- _STATED GOAL_:
Among the lines below, list those containing the string "screenshot".

- _INFORMATION PROVIDED_:
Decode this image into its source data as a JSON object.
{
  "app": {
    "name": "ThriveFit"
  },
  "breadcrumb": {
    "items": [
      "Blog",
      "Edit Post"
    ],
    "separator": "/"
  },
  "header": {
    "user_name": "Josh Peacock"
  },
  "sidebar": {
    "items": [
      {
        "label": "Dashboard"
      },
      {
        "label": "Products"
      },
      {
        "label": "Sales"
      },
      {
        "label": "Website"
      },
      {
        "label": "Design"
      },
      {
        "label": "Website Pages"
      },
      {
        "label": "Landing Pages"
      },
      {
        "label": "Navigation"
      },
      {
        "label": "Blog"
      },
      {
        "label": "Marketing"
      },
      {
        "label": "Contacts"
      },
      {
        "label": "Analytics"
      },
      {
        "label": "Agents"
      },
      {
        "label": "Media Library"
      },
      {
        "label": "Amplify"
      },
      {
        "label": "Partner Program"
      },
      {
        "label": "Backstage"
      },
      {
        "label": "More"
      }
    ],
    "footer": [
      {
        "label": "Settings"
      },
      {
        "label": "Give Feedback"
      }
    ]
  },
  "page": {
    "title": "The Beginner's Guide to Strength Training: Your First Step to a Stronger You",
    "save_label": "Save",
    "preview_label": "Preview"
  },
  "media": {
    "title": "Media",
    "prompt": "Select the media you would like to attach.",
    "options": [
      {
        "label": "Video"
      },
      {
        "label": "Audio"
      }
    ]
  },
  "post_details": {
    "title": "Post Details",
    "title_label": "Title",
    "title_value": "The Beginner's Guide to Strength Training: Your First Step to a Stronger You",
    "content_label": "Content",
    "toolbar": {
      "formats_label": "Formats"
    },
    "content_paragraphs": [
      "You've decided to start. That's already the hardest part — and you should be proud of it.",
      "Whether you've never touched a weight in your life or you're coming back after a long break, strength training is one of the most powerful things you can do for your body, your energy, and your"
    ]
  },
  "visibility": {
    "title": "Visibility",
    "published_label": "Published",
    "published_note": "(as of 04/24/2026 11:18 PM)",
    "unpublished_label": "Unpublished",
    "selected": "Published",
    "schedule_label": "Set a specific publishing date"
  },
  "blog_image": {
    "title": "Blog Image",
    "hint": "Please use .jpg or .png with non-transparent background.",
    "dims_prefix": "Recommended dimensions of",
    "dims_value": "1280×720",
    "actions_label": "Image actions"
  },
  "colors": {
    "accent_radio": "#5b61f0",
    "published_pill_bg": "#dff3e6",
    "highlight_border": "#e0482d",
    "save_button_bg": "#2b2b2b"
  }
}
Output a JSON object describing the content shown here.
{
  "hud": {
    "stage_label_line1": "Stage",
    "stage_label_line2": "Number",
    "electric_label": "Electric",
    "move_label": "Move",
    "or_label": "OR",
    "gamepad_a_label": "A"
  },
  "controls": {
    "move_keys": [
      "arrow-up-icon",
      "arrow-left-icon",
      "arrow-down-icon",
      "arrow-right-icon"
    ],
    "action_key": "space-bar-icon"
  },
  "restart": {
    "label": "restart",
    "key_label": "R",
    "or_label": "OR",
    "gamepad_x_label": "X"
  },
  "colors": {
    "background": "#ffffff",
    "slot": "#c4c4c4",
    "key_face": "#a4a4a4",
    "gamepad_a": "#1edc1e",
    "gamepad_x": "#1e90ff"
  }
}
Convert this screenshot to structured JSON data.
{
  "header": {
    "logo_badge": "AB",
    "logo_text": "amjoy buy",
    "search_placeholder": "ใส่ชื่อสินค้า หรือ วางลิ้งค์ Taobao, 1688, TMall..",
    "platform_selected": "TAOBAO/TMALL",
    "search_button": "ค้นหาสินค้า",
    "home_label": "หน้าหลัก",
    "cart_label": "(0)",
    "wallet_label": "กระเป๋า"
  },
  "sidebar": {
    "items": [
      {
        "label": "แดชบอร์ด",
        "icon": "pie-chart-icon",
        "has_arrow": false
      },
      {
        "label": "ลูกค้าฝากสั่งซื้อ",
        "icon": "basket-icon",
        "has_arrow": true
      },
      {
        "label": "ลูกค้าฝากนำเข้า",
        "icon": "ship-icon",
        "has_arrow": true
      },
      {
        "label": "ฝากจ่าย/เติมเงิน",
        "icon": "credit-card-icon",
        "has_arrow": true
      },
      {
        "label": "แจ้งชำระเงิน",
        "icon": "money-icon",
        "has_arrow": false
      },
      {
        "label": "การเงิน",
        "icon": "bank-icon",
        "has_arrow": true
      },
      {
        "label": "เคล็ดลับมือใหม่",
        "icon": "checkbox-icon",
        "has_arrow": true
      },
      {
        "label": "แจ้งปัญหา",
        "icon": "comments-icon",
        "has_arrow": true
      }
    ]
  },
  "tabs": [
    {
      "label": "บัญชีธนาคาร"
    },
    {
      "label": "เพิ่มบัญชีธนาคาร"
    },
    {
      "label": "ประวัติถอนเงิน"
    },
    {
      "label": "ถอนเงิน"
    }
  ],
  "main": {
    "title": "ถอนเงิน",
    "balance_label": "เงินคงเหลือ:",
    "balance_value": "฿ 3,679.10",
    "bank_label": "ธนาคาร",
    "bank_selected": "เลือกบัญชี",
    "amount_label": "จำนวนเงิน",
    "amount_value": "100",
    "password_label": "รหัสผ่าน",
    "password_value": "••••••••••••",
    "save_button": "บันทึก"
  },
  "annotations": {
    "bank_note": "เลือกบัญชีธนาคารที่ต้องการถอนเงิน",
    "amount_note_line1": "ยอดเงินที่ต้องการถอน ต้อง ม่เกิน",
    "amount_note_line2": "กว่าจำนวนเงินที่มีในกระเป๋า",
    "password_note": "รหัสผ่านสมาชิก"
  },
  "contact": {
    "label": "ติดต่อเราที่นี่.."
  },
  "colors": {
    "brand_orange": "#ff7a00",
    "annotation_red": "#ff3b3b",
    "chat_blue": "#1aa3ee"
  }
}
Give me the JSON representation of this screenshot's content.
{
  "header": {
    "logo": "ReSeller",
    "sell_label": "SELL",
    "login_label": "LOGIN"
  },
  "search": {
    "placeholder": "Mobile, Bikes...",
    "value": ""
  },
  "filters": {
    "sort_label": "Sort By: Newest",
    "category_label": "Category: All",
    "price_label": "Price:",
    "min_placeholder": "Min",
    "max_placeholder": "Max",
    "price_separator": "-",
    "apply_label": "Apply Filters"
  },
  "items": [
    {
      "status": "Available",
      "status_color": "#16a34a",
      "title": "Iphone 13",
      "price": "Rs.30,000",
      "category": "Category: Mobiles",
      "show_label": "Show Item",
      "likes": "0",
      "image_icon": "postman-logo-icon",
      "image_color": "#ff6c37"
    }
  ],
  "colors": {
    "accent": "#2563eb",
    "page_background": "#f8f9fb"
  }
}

- _TASK SOLUTION_:
Convert this screenshot to structured JSON data.
Give me the JSON representation of this screenshot's content.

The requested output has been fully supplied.